> [REQUIRED TASK]: Below are the entries; count the lines in them that contain the word "style" and give only the number.

[BEGIN]

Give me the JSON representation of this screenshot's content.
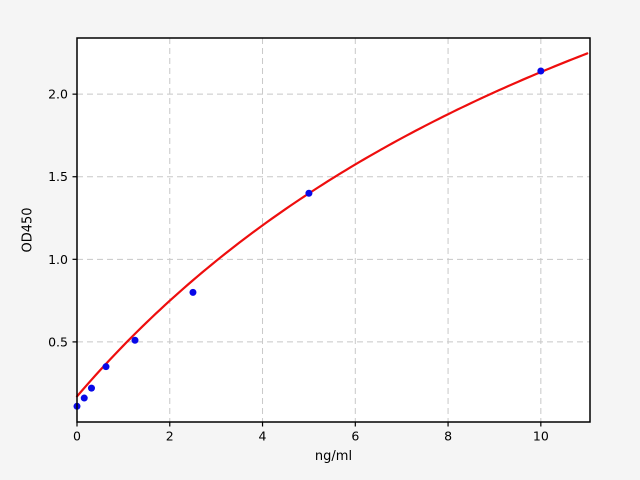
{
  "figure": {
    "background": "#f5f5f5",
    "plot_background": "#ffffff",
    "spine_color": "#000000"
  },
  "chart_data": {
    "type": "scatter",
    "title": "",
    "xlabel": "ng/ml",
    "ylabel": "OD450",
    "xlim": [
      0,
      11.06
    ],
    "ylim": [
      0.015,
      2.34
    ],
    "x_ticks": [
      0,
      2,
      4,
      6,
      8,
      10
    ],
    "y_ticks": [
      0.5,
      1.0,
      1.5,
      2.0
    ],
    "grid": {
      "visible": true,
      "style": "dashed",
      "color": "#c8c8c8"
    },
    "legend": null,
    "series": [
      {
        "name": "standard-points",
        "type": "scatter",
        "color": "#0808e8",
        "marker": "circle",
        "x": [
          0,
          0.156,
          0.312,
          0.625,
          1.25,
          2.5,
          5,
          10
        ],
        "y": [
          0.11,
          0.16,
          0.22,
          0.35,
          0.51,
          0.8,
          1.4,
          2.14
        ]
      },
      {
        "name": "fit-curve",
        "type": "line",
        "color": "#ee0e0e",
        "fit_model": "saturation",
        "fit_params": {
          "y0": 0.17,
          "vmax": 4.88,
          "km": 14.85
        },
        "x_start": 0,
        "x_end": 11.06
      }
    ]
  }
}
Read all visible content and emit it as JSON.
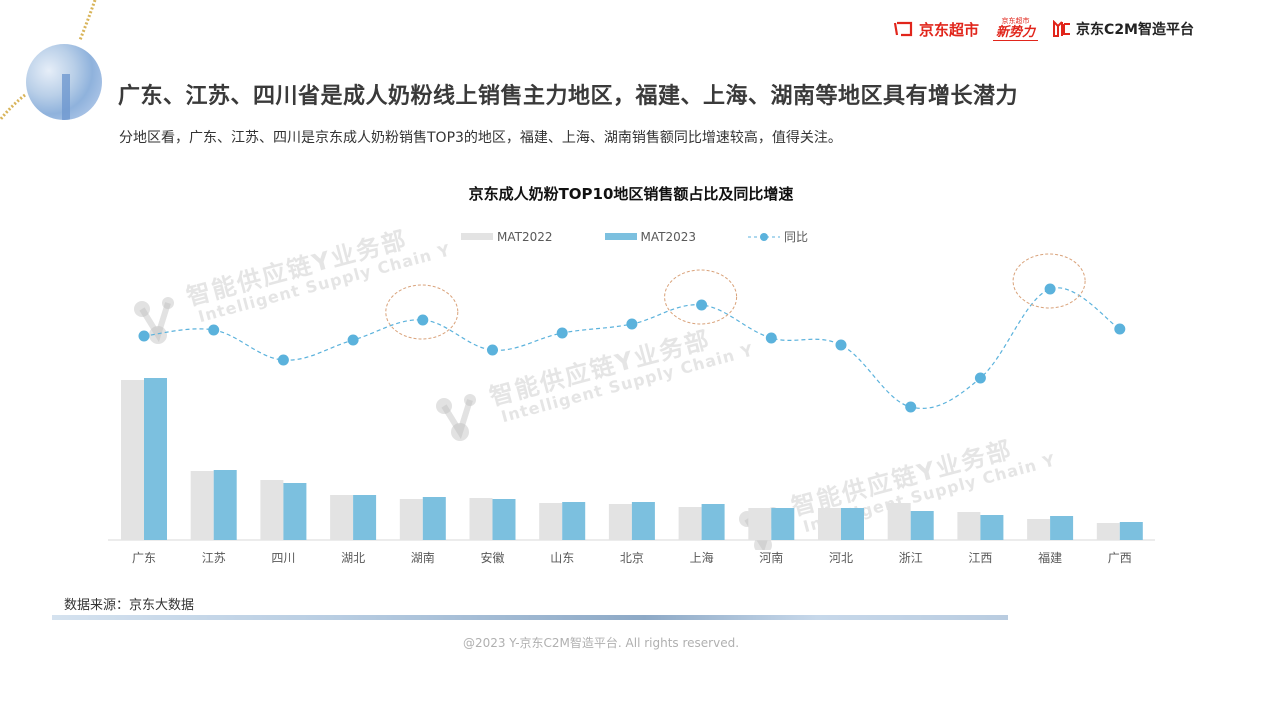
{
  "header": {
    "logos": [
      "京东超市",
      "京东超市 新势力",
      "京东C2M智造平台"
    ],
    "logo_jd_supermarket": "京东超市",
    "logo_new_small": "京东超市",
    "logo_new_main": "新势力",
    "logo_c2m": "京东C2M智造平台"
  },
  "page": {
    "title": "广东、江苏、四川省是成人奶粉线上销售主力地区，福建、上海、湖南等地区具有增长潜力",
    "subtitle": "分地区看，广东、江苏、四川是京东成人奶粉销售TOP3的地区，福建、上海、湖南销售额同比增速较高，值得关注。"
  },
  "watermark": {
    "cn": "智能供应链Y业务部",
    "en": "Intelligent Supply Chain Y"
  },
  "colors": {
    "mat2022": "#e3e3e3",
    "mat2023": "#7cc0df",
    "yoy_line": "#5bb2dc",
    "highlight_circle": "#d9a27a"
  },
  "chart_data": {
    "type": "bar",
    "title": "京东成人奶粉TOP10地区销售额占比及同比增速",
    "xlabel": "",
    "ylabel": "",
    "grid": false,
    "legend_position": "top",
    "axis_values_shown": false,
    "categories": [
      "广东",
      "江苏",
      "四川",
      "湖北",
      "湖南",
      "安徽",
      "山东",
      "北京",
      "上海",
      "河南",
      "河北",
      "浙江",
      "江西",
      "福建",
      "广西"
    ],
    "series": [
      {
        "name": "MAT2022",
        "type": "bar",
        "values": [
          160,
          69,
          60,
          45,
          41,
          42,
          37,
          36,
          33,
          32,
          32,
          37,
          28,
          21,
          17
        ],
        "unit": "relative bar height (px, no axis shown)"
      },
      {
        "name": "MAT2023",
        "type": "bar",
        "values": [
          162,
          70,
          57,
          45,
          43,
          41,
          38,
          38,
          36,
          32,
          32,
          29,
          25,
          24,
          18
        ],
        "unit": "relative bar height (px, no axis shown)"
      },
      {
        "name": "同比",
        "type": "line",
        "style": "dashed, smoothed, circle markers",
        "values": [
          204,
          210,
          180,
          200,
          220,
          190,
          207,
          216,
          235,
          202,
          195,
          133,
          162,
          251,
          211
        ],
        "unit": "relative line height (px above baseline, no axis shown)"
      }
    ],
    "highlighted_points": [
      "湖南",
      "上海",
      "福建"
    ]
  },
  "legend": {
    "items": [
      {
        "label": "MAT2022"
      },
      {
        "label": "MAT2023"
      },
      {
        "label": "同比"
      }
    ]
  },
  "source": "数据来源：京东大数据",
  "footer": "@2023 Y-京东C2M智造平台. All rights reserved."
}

[END]
[BEGIN]

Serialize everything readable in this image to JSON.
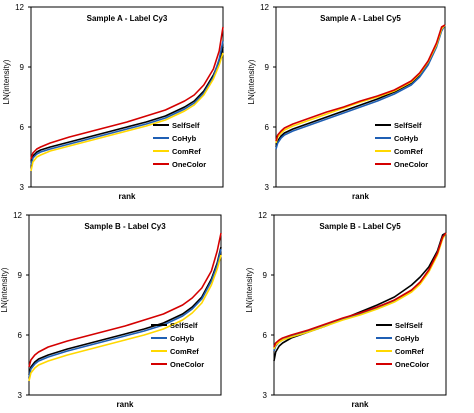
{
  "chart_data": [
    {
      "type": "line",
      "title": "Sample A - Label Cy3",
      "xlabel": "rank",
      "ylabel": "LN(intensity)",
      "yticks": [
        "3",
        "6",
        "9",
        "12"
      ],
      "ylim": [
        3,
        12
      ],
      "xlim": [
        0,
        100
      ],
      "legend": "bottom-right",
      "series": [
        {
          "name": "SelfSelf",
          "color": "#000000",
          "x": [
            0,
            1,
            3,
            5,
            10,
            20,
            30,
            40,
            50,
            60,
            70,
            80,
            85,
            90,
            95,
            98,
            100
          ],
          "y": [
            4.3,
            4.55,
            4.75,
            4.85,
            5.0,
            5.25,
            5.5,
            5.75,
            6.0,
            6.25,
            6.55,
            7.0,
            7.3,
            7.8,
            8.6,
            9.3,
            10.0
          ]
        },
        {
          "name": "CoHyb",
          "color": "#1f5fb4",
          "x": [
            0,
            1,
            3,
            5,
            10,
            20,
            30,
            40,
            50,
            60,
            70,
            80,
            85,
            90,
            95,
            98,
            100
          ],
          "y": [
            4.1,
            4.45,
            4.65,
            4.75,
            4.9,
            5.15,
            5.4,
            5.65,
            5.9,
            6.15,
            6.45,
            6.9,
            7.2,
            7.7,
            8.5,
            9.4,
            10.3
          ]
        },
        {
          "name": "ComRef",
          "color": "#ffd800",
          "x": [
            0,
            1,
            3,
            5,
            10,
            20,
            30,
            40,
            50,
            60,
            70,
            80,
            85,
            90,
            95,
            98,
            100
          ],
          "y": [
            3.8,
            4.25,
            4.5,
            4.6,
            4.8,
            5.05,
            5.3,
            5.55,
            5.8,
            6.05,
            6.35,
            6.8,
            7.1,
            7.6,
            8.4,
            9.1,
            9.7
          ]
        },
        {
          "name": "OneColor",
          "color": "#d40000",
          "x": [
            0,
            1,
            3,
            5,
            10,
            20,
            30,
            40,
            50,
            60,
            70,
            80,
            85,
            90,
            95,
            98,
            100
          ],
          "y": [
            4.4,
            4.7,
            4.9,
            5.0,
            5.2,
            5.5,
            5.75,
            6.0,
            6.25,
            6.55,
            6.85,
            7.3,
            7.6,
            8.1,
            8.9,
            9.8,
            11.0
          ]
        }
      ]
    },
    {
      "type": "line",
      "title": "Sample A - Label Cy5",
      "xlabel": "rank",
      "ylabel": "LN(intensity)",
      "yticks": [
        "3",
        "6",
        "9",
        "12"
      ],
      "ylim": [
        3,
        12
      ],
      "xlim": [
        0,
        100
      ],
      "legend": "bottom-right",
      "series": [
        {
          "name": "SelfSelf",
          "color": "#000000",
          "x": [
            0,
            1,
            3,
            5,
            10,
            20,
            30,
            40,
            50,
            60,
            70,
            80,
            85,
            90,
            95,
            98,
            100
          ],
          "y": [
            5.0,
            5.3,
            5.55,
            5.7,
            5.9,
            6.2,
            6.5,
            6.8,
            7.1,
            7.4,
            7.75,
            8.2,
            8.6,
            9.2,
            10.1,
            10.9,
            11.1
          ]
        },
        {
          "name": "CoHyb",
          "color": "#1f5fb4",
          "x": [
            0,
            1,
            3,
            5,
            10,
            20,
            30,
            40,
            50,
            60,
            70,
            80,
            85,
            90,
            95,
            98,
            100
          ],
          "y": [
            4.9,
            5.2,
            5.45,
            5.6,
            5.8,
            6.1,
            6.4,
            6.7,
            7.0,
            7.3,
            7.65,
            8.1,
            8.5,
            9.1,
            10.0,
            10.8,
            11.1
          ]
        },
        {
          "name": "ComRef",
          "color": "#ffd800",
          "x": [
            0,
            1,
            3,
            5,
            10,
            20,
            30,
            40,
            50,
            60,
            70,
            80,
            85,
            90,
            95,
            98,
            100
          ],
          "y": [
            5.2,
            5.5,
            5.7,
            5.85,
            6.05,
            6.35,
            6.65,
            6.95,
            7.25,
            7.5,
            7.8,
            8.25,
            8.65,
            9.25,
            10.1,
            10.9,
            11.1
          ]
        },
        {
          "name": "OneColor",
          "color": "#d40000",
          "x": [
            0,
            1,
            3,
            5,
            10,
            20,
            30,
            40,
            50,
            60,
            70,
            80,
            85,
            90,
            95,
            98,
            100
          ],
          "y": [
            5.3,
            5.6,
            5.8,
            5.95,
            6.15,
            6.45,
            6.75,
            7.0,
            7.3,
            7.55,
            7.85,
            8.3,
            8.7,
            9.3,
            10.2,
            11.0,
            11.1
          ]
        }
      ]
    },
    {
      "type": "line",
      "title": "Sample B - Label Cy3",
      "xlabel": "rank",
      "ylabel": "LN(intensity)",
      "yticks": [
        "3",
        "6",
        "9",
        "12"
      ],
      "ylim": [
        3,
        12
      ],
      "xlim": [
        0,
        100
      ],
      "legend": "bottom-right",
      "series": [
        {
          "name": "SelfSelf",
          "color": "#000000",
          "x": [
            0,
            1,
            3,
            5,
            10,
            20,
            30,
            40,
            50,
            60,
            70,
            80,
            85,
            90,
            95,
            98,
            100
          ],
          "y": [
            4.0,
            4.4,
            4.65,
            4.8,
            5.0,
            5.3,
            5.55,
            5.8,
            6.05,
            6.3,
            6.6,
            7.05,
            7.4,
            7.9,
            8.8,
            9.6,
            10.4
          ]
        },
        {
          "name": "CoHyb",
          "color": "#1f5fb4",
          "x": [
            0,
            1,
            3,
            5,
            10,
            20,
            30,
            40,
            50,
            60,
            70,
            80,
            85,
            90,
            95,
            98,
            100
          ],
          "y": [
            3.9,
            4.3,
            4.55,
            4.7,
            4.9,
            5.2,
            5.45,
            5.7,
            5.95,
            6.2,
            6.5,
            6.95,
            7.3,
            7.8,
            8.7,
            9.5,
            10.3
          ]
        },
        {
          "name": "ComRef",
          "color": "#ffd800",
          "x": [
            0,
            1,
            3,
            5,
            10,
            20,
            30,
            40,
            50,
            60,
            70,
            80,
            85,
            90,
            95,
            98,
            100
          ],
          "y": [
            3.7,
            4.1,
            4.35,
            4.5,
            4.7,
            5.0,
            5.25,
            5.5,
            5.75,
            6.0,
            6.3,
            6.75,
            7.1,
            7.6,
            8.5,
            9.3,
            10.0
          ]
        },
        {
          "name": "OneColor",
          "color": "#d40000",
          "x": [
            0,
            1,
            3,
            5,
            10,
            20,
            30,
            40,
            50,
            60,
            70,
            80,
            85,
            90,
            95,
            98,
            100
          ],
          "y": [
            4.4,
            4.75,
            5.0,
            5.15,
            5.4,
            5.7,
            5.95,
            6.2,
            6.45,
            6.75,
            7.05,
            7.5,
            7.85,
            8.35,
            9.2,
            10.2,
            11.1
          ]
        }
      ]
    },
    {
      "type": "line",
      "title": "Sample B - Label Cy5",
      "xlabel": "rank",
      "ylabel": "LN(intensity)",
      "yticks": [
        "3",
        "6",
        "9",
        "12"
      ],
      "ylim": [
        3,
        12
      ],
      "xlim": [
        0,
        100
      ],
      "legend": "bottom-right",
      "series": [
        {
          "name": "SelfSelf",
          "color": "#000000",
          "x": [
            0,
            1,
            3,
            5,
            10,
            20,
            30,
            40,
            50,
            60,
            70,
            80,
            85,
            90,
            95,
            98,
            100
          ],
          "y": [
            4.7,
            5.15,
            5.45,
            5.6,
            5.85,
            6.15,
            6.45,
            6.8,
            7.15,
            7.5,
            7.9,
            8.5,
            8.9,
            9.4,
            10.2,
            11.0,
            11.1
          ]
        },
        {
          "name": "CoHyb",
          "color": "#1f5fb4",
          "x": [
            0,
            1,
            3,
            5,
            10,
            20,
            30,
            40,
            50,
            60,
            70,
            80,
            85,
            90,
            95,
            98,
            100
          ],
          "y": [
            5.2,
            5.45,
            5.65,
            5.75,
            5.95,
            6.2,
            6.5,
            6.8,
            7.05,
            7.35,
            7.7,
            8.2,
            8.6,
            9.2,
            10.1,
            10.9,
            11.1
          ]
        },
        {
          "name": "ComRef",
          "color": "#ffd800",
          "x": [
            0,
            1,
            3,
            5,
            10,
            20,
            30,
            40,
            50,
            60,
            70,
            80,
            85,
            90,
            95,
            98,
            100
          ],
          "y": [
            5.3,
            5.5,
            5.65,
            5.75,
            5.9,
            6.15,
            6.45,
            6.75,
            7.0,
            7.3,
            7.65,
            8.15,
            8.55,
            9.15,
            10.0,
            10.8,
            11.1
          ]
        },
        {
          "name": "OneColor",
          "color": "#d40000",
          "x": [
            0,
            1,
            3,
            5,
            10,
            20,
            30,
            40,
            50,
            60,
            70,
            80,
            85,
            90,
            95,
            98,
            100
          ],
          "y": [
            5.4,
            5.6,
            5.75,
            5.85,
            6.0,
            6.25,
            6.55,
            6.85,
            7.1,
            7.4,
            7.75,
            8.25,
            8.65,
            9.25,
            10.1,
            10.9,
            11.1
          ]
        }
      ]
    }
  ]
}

[END]

> [SOLUTION TO THIS EXERCISE]: 2